→ **Given data**:
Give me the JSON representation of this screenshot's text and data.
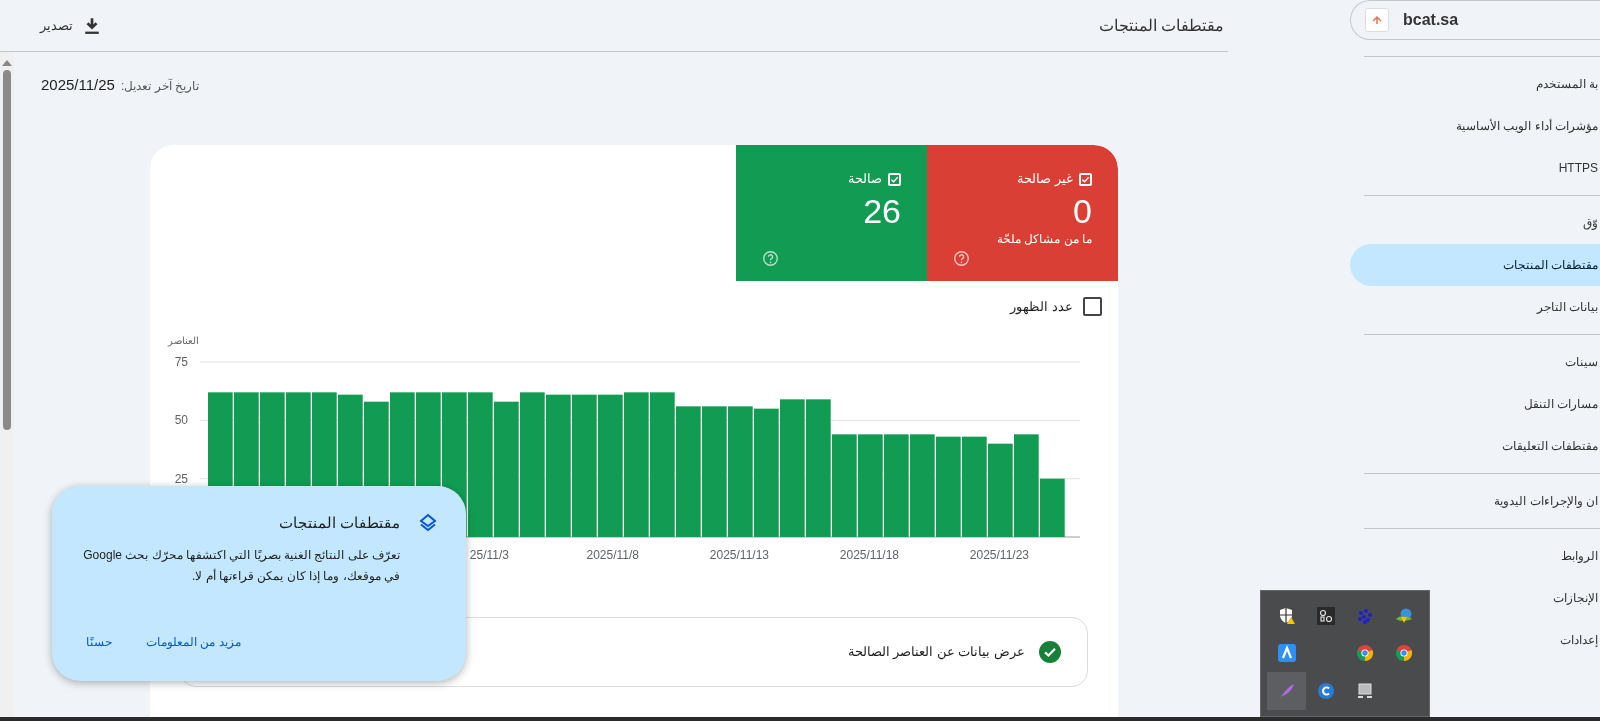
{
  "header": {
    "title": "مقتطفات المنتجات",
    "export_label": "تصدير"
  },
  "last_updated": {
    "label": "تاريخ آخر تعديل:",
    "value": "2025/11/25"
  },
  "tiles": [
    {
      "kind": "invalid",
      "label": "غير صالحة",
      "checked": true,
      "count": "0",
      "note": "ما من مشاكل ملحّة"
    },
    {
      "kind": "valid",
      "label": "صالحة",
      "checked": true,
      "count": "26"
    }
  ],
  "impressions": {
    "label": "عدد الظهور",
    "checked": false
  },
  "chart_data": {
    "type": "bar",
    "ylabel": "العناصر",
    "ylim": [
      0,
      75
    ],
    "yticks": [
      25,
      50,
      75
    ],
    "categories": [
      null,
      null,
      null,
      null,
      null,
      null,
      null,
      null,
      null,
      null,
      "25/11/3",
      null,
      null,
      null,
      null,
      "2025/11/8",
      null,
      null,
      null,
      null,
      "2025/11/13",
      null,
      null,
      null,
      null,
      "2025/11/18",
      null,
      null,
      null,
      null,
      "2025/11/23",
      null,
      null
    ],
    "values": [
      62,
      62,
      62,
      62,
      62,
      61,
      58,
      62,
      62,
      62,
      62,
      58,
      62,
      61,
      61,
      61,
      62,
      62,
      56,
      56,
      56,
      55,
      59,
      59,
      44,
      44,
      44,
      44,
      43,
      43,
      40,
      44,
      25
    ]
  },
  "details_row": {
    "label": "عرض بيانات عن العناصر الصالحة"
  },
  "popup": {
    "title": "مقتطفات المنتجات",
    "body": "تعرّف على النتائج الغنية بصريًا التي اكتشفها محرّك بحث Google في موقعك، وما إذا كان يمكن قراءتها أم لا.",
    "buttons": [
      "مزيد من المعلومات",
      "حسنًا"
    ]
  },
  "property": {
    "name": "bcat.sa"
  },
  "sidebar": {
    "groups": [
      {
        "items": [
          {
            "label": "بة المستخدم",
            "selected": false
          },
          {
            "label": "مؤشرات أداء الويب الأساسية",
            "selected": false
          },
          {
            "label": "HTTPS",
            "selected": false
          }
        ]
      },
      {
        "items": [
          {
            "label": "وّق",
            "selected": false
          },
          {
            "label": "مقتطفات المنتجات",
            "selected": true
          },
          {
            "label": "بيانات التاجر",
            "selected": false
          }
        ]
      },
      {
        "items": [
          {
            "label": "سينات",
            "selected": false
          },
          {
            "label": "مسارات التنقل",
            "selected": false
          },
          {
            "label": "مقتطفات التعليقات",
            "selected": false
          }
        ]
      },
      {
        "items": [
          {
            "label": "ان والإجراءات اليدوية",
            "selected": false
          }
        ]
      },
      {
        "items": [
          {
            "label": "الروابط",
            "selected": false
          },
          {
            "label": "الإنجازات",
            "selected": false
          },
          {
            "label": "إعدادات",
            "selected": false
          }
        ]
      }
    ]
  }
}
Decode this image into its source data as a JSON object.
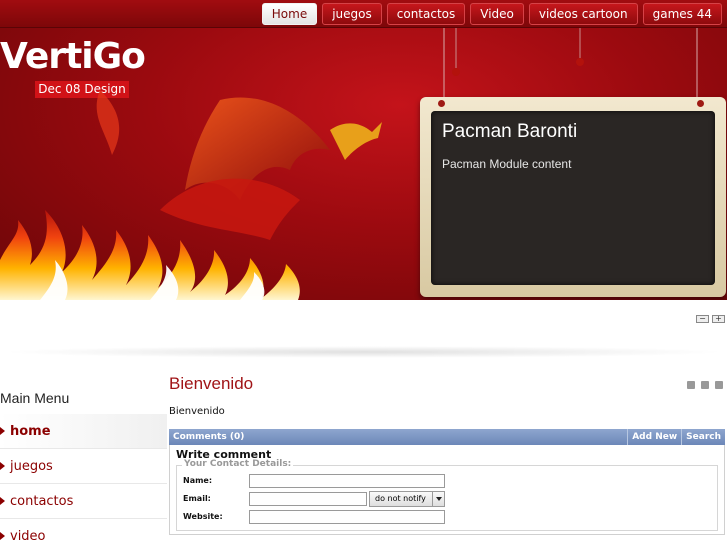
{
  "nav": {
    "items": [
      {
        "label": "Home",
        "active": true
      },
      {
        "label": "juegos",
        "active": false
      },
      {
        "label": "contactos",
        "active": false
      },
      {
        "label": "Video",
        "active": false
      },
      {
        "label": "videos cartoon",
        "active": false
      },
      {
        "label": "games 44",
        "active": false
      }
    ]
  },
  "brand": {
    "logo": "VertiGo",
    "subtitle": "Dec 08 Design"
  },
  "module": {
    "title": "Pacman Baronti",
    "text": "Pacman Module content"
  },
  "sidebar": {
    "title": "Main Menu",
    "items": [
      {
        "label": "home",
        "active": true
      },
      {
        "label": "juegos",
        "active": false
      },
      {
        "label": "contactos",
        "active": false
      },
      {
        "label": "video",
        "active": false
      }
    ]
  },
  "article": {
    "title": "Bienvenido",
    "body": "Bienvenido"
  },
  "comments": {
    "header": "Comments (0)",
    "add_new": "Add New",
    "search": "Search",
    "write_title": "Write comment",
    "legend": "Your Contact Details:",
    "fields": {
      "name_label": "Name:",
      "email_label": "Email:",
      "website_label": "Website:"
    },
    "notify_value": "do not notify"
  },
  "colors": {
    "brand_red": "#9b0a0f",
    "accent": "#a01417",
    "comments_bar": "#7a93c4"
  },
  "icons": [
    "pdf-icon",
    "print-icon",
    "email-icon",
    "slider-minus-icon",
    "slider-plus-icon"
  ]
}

---

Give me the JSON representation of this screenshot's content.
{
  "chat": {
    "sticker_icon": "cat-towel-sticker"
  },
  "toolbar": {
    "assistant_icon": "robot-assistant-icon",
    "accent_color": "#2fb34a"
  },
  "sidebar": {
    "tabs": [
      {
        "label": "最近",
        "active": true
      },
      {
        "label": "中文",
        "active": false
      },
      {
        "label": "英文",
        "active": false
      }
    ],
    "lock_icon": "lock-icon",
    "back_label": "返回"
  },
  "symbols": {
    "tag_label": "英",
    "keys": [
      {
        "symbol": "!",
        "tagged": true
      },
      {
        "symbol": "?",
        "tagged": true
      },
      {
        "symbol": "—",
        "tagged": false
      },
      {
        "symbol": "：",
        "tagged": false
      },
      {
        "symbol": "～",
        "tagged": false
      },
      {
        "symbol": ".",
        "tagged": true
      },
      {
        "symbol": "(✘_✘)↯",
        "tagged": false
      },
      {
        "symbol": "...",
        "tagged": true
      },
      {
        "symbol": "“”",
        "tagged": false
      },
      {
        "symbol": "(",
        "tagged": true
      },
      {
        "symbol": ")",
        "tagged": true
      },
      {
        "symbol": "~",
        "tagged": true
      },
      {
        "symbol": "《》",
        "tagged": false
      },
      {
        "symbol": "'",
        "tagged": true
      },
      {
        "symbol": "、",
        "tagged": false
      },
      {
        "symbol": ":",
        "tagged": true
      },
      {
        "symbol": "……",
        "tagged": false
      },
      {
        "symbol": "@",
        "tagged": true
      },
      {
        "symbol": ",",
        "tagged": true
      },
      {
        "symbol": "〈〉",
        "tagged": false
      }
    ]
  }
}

...

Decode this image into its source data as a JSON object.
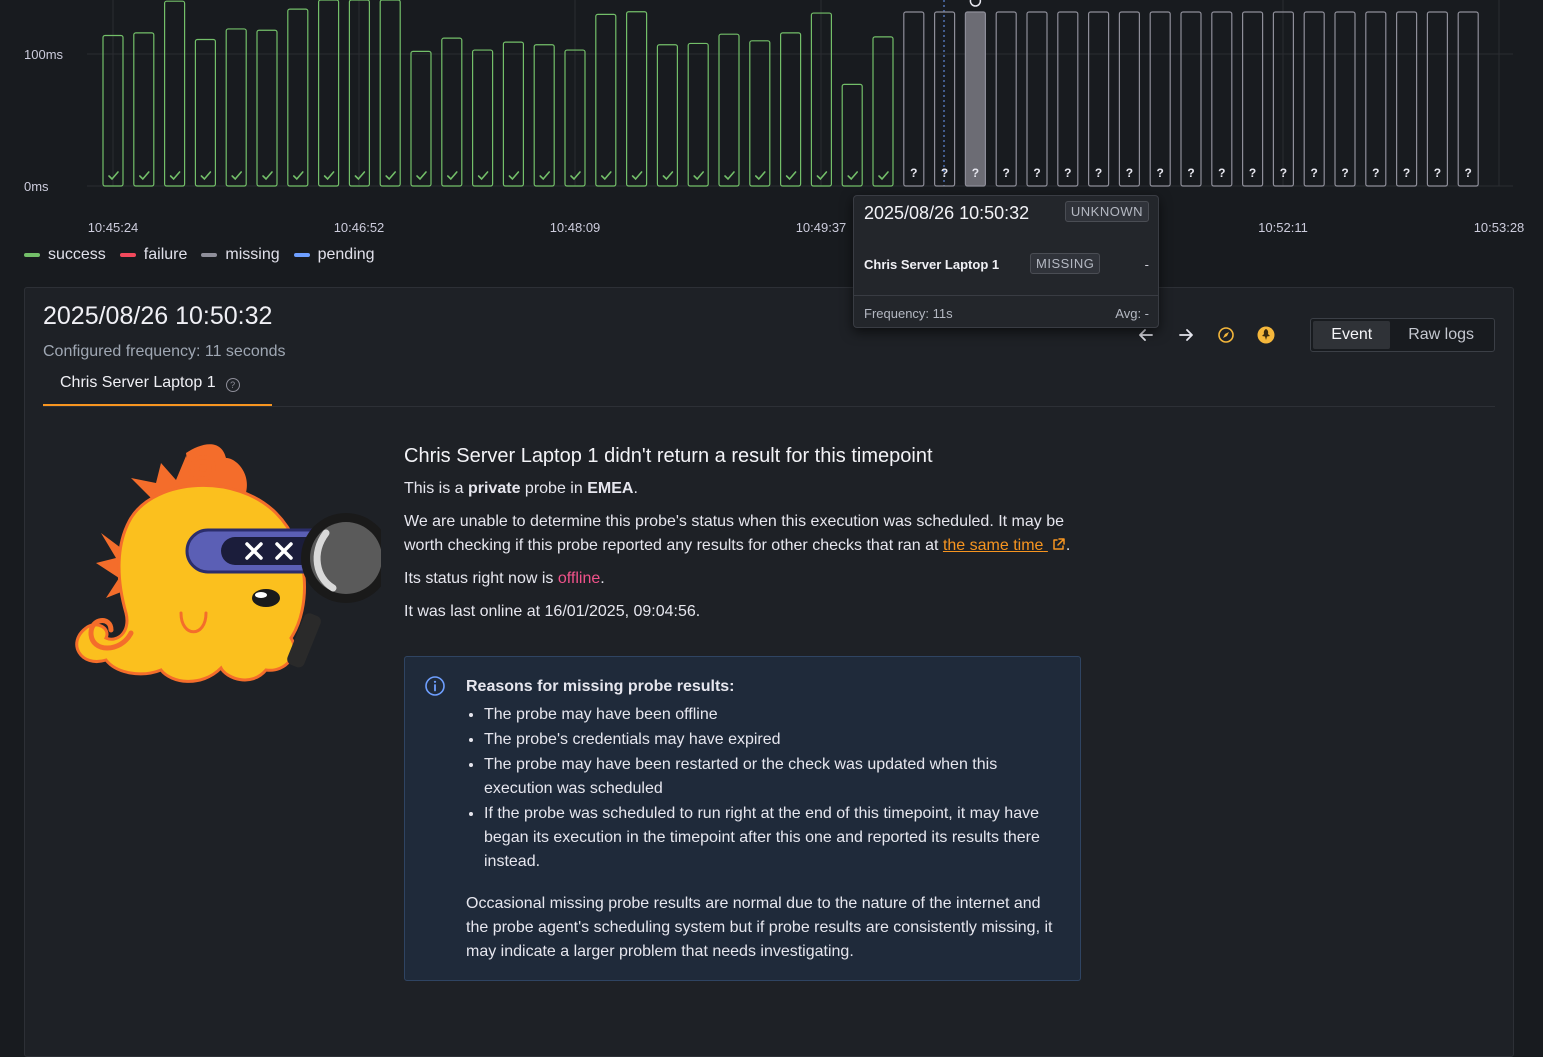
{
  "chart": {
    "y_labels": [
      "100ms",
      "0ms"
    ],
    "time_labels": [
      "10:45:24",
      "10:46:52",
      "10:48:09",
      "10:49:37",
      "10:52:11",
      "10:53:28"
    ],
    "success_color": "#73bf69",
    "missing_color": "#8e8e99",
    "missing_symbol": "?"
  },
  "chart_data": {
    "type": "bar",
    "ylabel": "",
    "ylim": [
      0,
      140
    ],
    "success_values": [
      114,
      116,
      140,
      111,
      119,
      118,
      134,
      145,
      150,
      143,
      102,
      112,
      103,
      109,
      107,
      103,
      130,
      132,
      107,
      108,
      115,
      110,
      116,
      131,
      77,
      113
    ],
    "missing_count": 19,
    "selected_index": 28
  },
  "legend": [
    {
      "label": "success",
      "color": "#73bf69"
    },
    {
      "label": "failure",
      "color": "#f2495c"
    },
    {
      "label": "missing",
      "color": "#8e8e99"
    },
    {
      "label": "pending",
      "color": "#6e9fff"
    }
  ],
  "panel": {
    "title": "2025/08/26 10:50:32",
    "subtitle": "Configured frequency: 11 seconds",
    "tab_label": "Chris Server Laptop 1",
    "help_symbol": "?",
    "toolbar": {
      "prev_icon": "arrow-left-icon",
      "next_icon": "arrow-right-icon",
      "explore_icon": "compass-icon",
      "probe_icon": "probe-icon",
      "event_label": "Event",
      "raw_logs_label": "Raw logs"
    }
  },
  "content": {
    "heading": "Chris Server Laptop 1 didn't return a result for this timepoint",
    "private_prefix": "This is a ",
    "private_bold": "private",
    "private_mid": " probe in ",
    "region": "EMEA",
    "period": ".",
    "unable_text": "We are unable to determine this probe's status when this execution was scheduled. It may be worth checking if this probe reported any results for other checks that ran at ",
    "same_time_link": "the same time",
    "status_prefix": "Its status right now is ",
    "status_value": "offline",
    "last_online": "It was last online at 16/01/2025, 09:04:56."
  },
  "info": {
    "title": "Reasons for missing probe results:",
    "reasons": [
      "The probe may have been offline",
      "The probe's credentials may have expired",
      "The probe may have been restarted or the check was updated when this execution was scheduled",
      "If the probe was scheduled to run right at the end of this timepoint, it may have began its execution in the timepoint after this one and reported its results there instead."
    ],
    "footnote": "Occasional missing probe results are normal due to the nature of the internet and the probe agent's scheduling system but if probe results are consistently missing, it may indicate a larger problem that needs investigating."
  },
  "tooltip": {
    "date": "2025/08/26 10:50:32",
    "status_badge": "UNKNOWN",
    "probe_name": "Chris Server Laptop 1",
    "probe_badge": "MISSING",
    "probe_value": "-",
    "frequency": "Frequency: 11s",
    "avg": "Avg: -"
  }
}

→ **Exercise**:
Copy each line that contains the word "Laptop".

→ **Answer to the task**:
    "tab_label": "Chris Server Laptop 1",
    "heading": "Chris Server Laptop 1 didn't return a result for this timepoint",
    "probe_name": "Chris Server Laptop 1",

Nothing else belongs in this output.